▸ **What you will do**:
Pick out all lines in the listing holding the string "base" and copy them.

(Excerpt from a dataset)

++++++++++++++++++++

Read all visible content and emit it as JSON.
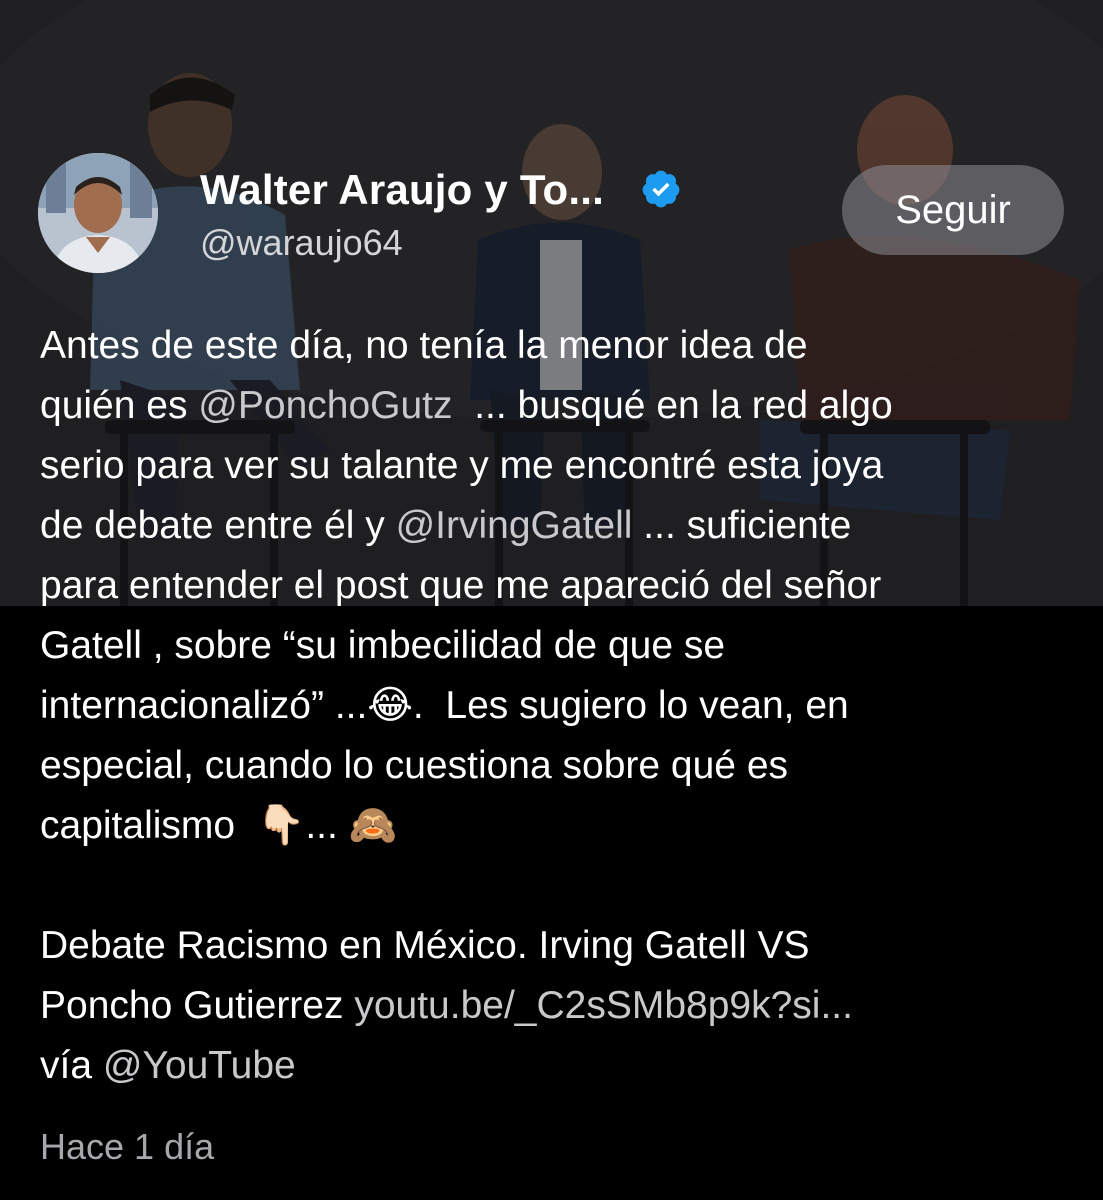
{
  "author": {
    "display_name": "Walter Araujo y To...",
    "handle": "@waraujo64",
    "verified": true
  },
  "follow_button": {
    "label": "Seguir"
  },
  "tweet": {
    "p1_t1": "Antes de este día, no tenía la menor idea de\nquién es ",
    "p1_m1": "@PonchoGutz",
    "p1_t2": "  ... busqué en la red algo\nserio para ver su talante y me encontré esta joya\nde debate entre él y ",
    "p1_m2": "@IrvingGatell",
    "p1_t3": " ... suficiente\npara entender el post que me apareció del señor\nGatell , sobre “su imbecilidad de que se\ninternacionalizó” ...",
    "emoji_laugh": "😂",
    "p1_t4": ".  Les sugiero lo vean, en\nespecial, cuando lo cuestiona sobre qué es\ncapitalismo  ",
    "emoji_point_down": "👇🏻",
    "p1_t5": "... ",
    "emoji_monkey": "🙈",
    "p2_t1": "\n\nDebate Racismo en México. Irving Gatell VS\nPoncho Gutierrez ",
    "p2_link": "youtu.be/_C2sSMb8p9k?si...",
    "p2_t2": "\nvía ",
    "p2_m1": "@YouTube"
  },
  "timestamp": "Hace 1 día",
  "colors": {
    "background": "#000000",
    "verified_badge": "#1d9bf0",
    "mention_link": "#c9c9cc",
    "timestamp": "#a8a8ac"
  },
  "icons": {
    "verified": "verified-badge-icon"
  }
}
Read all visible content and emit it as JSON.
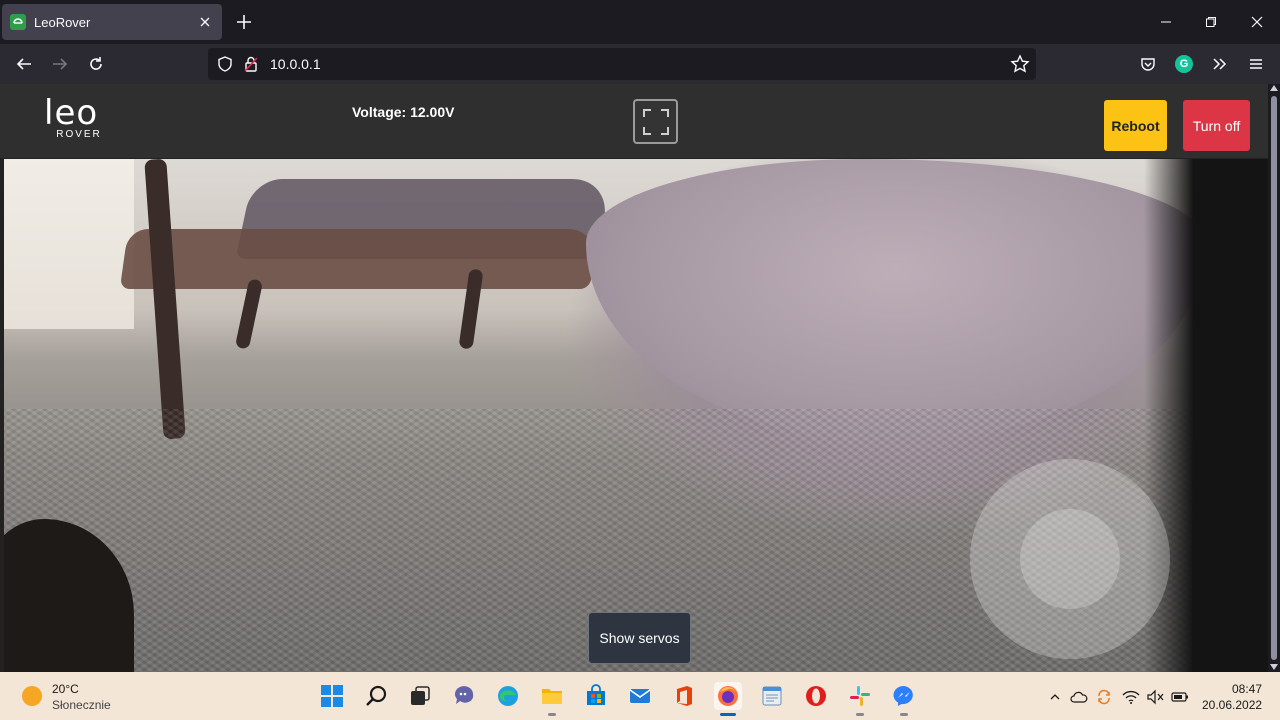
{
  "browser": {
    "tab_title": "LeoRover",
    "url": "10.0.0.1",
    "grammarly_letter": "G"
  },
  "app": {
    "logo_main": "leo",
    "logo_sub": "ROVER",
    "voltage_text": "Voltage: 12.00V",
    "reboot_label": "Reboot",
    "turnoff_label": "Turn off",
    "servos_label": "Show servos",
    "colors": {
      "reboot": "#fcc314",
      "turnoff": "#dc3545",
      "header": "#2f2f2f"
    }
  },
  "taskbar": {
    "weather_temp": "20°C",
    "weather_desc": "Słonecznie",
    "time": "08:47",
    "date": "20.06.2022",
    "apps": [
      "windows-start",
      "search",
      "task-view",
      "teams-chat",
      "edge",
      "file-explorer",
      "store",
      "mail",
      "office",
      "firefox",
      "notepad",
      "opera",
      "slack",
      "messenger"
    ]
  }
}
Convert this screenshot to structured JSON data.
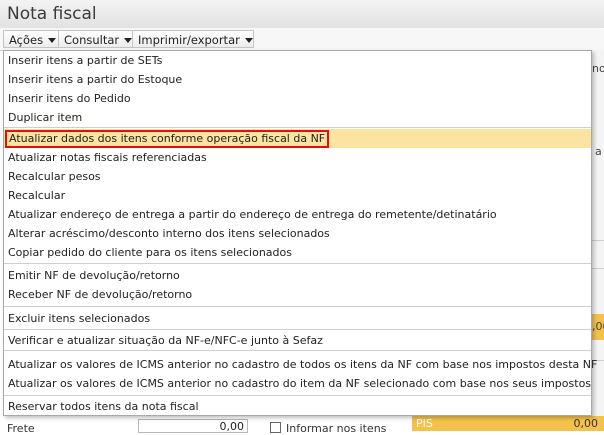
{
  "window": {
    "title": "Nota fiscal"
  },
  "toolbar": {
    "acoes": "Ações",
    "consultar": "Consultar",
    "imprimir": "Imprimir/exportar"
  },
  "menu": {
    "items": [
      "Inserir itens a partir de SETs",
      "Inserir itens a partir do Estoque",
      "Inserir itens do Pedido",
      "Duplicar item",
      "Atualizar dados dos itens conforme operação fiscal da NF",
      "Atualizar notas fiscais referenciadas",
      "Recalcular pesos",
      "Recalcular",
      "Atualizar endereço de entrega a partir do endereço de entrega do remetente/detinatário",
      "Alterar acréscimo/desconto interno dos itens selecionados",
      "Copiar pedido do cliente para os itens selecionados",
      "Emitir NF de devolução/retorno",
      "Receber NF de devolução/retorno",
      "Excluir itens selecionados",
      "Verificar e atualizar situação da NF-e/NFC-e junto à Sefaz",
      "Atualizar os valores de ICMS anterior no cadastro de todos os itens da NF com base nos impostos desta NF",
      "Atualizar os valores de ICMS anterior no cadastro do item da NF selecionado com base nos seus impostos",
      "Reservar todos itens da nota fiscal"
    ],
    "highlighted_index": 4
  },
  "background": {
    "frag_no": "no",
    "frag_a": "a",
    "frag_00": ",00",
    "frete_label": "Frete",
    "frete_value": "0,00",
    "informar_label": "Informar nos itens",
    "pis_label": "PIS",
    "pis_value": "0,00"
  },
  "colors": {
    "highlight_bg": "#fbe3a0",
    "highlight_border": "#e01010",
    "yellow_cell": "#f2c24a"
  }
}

++++++++++++++++++++

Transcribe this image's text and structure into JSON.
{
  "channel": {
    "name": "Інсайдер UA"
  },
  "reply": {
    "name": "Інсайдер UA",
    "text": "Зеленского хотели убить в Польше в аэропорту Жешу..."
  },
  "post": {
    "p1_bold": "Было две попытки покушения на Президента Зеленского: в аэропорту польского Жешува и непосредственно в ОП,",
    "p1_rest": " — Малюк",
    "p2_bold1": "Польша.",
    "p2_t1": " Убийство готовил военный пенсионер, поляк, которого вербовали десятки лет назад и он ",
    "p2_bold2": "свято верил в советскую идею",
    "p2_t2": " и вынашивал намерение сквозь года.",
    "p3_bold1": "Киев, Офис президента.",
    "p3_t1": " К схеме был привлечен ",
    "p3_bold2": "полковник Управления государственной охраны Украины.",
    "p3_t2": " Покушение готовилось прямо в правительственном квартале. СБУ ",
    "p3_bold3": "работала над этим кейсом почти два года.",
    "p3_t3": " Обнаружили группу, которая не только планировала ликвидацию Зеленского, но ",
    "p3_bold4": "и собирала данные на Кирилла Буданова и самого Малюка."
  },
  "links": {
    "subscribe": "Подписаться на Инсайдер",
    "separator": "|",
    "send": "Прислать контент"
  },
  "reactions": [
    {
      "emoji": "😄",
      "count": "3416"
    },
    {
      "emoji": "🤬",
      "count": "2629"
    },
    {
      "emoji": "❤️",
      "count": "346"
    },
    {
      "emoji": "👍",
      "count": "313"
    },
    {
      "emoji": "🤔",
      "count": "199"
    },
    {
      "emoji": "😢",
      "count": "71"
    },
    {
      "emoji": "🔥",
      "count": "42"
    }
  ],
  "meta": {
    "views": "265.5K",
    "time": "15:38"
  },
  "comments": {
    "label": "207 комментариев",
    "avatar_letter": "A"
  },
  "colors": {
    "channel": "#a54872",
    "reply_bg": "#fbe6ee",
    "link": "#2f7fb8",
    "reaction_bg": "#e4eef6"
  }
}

++++++++++++++++++++

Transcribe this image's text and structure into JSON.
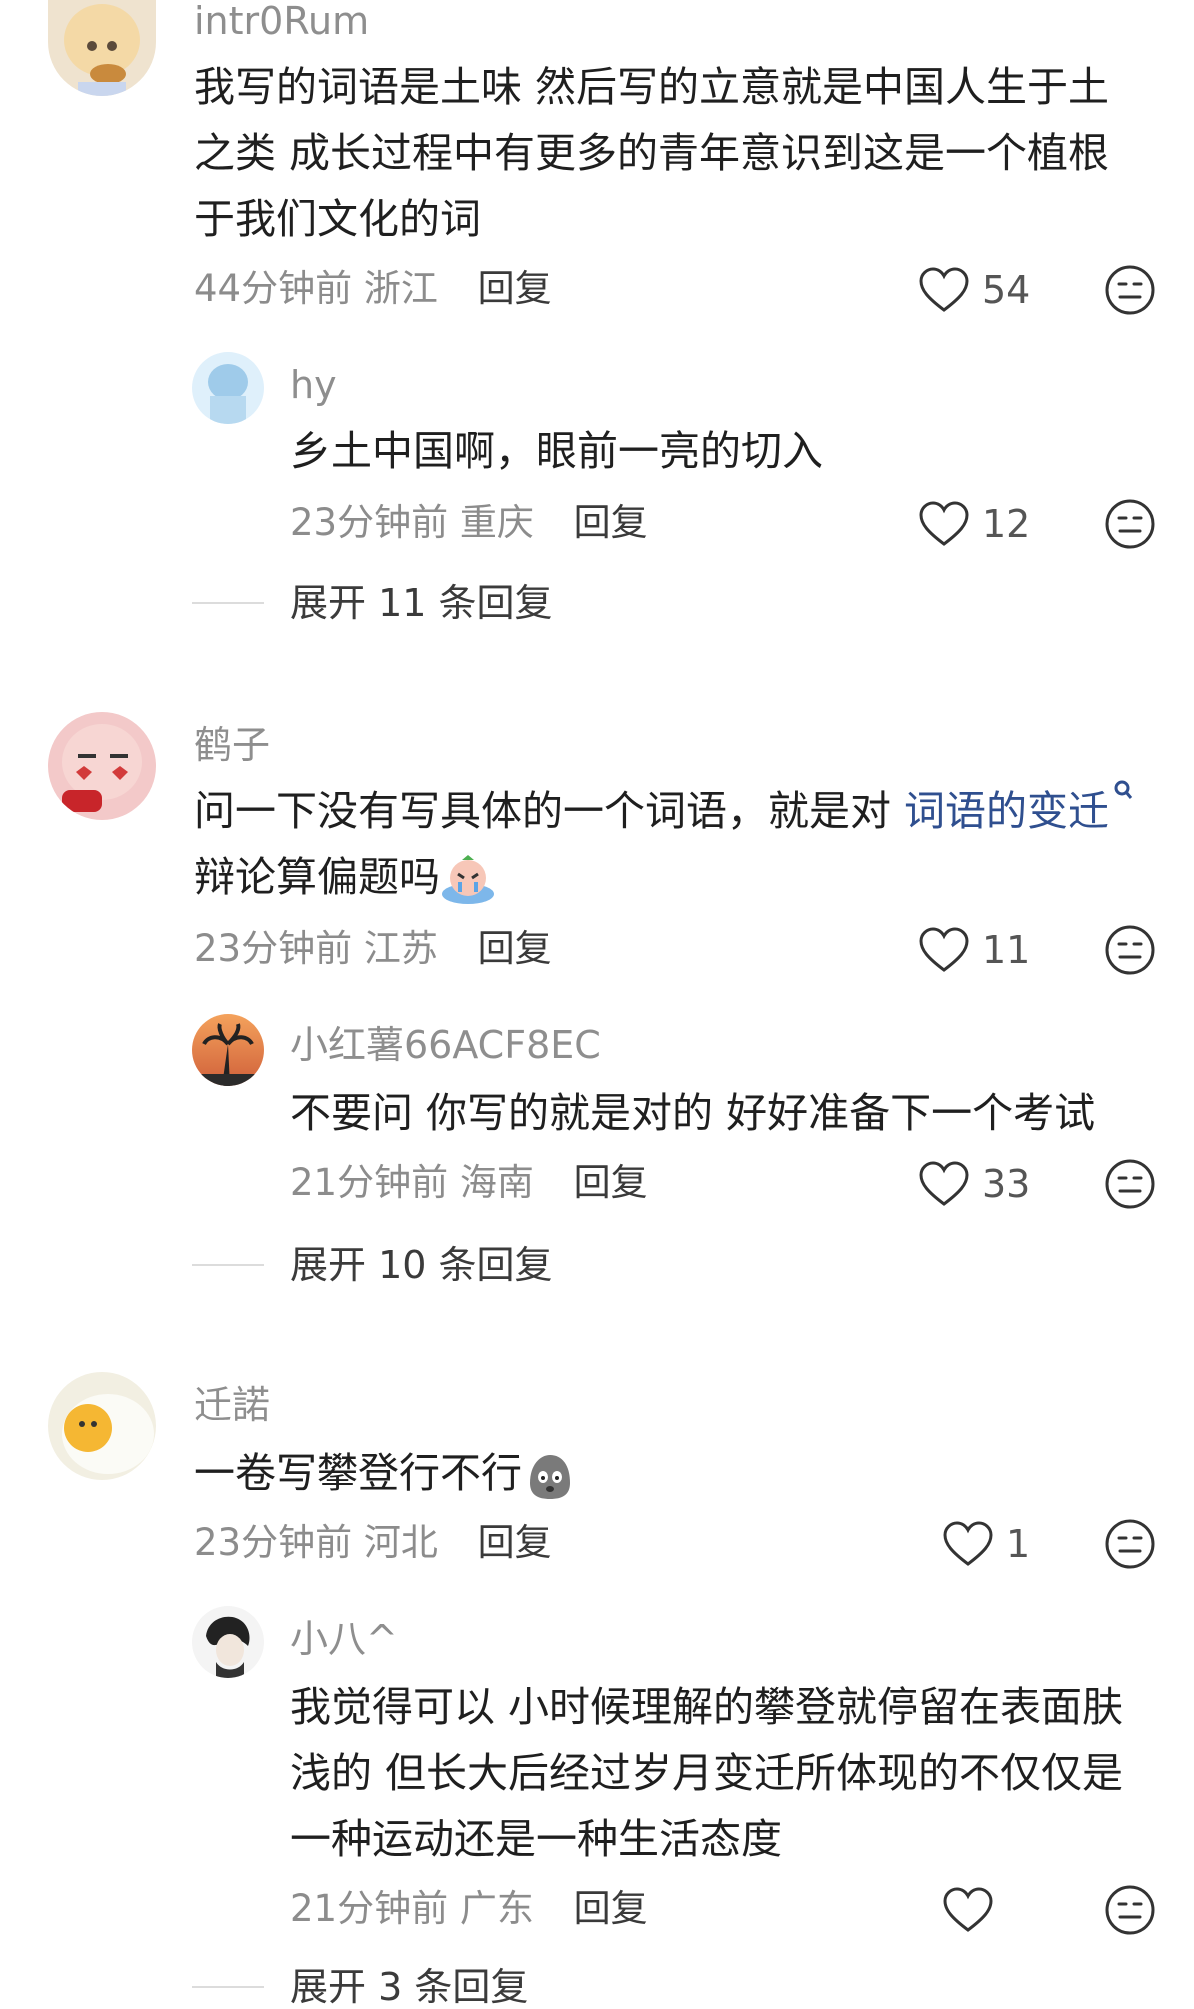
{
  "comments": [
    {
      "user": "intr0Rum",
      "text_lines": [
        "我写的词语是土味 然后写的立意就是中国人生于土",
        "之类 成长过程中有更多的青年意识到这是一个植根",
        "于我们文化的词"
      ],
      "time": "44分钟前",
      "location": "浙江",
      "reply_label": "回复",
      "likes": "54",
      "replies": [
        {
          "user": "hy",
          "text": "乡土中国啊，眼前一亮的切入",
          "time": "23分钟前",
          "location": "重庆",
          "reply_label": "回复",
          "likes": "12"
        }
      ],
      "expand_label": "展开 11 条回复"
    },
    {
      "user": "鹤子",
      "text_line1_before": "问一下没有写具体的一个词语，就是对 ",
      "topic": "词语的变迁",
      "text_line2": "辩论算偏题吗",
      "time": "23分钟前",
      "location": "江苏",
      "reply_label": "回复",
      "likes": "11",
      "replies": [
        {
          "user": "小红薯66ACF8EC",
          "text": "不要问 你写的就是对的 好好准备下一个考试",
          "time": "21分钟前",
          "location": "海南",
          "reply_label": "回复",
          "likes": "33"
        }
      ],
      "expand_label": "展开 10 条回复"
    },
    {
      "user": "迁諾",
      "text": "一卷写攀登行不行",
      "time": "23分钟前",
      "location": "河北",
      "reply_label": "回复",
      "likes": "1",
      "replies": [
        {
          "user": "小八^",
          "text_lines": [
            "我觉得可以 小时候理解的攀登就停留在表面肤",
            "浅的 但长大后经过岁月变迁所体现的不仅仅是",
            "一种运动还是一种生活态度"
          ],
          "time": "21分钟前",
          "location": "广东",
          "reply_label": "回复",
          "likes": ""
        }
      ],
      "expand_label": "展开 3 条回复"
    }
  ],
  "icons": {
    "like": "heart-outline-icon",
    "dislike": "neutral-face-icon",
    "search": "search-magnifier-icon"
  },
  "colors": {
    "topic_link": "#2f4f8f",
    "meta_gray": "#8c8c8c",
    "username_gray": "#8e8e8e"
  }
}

++++++++++++++++++++

▸ **Exercise output**:
      "Atualizar os valores de ICMS anterior no cadastro de todos os itens da NF com base nos impostos desta NF",
      "Atualizar os valores de ICMS anterior no cadastro do item da NF selecionado com base nos seus impostos",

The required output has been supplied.